### What to produce
Find each line with the word "JSON" in it, then give the total alone.

### Supplied information
· · · · ·

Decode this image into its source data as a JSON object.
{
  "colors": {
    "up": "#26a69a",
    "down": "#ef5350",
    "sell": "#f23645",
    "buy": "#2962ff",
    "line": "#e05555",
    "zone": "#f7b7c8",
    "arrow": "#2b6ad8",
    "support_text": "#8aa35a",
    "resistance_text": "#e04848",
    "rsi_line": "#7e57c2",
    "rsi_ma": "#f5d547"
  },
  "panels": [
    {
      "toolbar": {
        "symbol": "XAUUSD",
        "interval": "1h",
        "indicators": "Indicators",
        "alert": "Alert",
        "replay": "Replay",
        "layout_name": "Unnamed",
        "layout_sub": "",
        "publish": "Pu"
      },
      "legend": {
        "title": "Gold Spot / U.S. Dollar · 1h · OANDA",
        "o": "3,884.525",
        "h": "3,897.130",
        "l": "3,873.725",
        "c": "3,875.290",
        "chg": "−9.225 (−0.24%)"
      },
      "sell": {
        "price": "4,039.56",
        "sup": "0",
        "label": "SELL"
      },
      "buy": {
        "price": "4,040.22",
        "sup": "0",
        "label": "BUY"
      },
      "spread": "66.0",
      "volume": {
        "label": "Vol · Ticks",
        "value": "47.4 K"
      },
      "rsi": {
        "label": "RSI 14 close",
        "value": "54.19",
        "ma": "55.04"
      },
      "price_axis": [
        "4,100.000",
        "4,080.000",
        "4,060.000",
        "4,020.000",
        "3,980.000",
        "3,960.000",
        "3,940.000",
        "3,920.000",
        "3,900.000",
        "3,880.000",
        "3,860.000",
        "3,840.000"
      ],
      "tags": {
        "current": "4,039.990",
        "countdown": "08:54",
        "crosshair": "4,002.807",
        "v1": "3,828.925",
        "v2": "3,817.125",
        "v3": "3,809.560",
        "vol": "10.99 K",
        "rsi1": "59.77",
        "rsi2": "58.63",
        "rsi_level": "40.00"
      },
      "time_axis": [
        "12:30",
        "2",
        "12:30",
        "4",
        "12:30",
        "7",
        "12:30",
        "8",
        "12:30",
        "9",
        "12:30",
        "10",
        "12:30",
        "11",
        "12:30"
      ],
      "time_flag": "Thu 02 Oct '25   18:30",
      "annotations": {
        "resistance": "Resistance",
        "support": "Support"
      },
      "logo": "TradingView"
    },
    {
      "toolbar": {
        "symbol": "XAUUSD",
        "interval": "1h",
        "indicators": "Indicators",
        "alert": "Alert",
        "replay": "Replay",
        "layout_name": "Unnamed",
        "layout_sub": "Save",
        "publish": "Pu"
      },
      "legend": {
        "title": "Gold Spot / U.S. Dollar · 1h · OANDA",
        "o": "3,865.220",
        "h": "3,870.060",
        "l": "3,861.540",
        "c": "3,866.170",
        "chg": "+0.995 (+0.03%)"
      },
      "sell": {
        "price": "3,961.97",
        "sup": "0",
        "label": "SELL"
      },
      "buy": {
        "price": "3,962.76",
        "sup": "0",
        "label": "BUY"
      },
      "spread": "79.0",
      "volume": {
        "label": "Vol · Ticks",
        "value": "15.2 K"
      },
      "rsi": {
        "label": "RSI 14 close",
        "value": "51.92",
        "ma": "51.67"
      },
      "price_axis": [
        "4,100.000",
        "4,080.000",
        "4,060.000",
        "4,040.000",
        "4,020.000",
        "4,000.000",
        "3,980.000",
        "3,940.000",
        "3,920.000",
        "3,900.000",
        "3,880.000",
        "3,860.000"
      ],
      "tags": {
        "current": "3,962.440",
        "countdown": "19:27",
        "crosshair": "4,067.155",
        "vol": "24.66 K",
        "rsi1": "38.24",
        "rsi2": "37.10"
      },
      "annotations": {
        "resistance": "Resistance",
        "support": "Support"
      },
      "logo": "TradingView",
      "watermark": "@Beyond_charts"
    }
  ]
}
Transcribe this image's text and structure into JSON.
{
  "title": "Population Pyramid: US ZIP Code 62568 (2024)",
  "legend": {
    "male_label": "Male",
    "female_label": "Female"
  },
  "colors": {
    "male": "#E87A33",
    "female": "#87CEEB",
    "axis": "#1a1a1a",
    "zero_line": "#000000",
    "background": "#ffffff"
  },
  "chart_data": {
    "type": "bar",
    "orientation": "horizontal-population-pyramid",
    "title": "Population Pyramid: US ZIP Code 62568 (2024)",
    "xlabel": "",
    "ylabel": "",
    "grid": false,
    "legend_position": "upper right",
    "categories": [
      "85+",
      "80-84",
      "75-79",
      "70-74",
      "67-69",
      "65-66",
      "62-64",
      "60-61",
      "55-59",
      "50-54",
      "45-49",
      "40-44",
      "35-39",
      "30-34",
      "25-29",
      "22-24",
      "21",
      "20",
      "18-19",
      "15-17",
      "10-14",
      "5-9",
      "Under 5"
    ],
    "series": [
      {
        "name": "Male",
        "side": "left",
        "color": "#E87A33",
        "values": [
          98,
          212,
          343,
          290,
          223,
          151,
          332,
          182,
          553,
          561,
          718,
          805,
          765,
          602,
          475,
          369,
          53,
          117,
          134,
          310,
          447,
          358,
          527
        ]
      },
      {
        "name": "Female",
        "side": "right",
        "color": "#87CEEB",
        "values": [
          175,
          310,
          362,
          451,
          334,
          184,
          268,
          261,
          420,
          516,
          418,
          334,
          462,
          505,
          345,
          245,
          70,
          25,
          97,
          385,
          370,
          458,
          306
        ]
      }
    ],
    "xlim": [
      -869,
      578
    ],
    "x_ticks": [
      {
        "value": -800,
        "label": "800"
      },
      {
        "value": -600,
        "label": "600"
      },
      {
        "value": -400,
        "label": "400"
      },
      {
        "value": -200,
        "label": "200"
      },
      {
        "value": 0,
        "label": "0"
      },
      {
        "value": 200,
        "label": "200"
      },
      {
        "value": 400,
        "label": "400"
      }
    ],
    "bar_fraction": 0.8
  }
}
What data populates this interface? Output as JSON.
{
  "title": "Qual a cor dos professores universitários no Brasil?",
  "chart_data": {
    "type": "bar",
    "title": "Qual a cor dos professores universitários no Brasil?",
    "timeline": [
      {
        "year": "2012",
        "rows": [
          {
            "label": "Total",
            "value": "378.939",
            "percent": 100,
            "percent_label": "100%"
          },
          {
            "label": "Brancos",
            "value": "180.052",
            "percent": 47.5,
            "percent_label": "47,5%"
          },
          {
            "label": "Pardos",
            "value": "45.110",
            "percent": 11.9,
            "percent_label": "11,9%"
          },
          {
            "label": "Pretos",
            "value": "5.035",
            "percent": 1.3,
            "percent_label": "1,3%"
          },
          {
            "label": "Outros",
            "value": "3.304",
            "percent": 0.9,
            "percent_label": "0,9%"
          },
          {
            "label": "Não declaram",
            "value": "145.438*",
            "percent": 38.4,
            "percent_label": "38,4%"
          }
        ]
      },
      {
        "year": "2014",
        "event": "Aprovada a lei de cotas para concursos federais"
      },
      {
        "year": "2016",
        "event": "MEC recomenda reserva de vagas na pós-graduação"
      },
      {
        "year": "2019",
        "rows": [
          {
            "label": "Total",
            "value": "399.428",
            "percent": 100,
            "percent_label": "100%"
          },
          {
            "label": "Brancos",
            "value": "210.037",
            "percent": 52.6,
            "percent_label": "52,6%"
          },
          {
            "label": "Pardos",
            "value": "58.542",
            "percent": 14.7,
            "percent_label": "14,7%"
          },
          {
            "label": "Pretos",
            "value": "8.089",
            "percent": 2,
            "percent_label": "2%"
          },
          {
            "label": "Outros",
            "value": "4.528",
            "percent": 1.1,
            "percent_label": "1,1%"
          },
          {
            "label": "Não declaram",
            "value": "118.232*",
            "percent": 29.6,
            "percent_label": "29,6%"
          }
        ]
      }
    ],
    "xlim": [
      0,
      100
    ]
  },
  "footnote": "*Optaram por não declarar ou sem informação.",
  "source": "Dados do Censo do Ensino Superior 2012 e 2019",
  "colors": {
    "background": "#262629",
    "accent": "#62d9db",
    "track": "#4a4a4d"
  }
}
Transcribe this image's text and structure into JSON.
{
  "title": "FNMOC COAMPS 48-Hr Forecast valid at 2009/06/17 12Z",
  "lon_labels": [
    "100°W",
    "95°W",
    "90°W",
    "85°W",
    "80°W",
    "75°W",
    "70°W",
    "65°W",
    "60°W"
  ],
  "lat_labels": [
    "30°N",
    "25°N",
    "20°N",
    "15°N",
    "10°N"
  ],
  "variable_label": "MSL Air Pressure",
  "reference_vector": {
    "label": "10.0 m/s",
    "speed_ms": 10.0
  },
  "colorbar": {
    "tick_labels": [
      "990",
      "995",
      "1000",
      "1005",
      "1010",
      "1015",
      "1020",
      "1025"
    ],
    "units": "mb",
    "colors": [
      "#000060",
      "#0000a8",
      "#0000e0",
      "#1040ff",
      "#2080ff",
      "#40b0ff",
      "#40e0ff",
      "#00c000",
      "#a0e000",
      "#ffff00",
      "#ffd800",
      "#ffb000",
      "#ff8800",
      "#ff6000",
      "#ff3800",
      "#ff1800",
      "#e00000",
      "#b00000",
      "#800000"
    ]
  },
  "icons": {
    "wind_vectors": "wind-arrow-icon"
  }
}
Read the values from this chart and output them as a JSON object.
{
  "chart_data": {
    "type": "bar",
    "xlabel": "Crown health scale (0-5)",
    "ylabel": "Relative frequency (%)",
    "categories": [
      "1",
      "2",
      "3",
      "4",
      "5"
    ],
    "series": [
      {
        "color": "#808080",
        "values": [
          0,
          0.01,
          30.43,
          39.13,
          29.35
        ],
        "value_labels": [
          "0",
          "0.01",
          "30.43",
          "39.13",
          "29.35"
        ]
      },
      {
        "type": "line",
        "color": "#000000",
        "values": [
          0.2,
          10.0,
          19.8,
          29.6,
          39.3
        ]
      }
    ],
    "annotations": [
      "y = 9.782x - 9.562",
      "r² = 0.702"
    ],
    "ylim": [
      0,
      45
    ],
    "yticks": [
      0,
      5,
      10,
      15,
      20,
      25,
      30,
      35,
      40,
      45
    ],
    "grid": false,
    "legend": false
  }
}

· · · · ·

### Task output
5